▶ **STATED EXERCISE**:
Repeat the listing in full, exactly as it stands.

---*---

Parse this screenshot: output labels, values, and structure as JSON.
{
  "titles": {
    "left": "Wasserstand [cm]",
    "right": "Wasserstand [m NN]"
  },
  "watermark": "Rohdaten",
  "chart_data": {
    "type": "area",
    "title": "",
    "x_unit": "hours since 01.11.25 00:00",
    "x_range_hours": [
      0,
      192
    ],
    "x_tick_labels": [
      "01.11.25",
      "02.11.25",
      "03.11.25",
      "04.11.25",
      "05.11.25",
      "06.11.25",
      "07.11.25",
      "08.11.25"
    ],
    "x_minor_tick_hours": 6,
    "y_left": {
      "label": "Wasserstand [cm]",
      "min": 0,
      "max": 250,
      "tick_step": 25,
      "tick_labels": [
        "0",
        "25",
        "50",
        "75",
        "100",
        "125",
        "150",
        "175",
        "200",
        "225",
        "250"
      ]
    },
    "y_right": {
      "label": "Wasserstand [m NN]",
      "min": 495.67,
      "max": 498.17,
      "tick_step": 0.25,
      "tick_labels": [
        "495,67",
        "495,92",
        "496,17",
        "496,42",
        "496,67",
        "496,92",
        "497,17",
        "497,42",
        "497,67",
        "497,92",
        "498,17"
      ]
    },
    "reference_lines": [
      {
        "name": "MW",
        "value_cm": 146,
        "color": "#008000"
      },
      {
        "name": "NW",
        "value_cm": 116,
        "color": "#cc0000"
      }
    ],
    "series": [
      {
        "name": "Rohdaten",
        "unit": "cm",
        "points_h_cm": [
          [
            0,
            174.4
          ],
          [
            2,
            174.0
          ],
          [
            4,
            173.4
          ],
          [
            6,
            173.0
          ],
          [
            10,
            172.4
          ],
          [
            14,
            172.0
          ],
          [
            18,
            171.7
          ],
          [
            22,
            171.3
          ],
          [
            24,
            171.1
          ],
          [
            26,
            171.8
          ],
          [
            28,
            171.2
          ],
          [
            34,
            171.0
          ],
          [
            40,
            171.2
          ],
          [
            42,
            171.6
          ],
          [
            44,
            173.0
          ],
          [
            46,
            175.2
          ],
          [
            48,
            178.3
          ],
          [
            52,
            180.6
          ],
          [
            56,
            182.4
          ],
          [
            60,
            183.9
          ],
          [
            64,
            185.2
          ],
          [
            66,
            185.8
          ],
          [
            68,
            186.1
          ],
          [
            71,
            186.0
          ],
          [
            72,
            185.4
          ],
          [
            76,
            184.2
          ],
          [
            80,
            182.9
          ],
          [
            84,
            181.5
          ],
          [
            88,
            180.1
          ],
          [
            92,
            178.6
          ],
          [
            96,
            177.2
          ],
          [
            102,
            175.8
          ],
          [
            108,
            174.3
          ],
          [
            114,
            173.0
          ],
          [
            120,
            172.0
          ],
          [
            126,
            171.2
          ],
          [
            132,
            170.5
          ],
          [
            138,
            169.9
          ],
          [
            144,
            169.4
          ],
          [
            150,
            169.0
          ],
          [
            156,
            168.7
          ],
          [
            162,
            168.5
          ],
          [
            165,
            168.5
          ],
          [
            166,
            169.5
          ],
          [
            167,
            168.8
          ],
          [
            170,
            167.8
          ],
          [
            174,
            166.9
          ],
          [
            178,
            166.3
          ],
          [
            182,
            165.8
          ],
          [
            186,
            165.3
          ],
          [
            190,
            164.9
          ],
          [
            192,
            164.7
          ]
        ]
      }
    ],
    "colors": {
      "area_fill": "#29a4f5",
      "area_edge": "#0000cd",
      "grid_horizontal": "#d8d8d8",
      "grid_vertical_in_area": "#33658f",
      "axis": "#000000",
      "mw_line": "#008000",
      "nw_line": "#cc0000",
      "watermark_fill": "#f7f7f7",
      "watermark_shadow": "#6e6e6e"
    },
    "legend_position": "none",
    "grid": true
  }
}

---*---

▶ **OUTPUT OF THE EXERCISE**:
Parse this screenshot: output labels, values, and structure as JSON.
{
  "titles": {
    "left": "Wasserstand [cm]",
    "right": "Wasserstand [m NN]"
  },
  "watermark": "Rohdaten",
  "chart_data": {
    "type": "area",
    "title": "",
    "x_unit": "hours since 01.11.25 00:00",
    "x_range_hours": [
      0,
      192
    ],
    "x_tick_labels": [
      "01.11.25",
      "02.11.25",
      "03.11.25",
      "04.11.25",
      "05.11.25",
      "06.11.25",
      "07.11.25",
      "08.11.25"
    ],
    "x_minor_tick_hours": 6,
    "y_left": {
      "label": "Wasserstand [cm]",
      "min": 0,
      "max": 250,
      "tick_step": 25,
      "tick_labels": [
        "0",
        "25",
        "50",
        "75",
        "100",
        "125",
        "150",
        "175",
        "200",
        "225",
        "250"
      ]
    },
    "y_right": {
      "label": "Wasserstand [m NN]",
      "min": 495.67,
      "max": 498.17,
      "tick_step": 0.25,
      "tick_labels": [
        "495,67",
        "495,92",
        "496,17",
        "496,42",
        "496,67",
        "496,92",
        "497,17",
        "497,42",
        "497,67",
        "497,92",
        "498,17"
      ]
    },
    "reference_lines": [
      {
        "name": "MW",
        "value_cm": 146,
        "color": "#008000"
      },
      {
        "name": "NW",
        "value_cm": 116,
        "color": "#cc0000"
      }
    ],
    "series": [
      {
        "name": "Rohdaten",
        "unit": "cm",
        "points_h_cm": [
          [
            0,
            174.4
          ],
          [
            2,
            174.0
          ],
          [
            4,
            173.4
          ],
          [
            6,
            173.0
          ],
          [
            10,
            172.4
          ],
          [
            14,
            172.0
          ],
          [
            18,
            171.7
          ],
          [
            22,
            171.3
          ],
          [
            24,
            171.1
          ],
          [
            26,
            171.8
          ],
          [
            28,
            171.2
          ],
          [
            34,
            171.0
          ],
          [
            40,
            171.2
          ],
          [
            42,
            171.6
          ],
          [
            44,
            173.0
          ],
          [
            46,
            175.2
          ],
          [
            48,
            178.3
          ],
          [
            52,
            180.6
          ],
          [
            56,
            182.4
          ],
          [
            60,
            183.9
          ],
          [
            64,
            185.2
          ],
          [
            66,
            185.8
          ],
          [
            68,
            186.1
          ],
          [
            71,
            186.0
          ],
          [
            72,
            185.4
          ],
          [
            76,
            184.2
          ],
          [
            80,
            182.9
          ],
          [
            84,
            181.5
          ],
          [
            88,
            180.1
          ],
          [
            92,
            178.6
          ],
          [
            96,
            177.2
          ],
          [
            102,
            175.8
          ],
          [
            108,
            174.3
          ],
          [
            114,
            173.0
          ],
          [
            120,
            172.0
          ],
          [
            126,
            171.2
          ],
          [
            132,
            170.5
          ],
          [
            138,
            169.9
          ],
          [
            144,
            169.4
          ],
          [
            150,
            169.0
          ],
          [
            156,
            168.7
          ],
          [
            162,
            168.5
          ],
          [
            165,
            168.5
          ],
          [
            166,
            169.5
          ],
          [
            167,
            168.8
          ],
          [
            170,
            167.8
          ],
          [
            174,
            166.9
          ],
          [
            178,
            166.3
          ],
          [
            182,
            165.8
          ],
          [
            186,
            165.3
          ],
          [
            190,
            164.9
          ],
          [
            192,
            164.7
          ]
        ]
      }
    ],
    "colors": {
      "area_fill": "#29a4f5",
      "area_edge": "#0000cd",
      "grid_horizontal": "#d8d8d8",
      "grid_vertical_in_area": "#33658f",
      "axis": "#000000",
      "mw_line": "#008000",
      "nw_line": "#cc0000",
      "watermark_fill": "#f7f7f7",
      "watermark_shadow": "#6e6e6e"
    },
    "legend_position": "none",
    "grid": true
  }
}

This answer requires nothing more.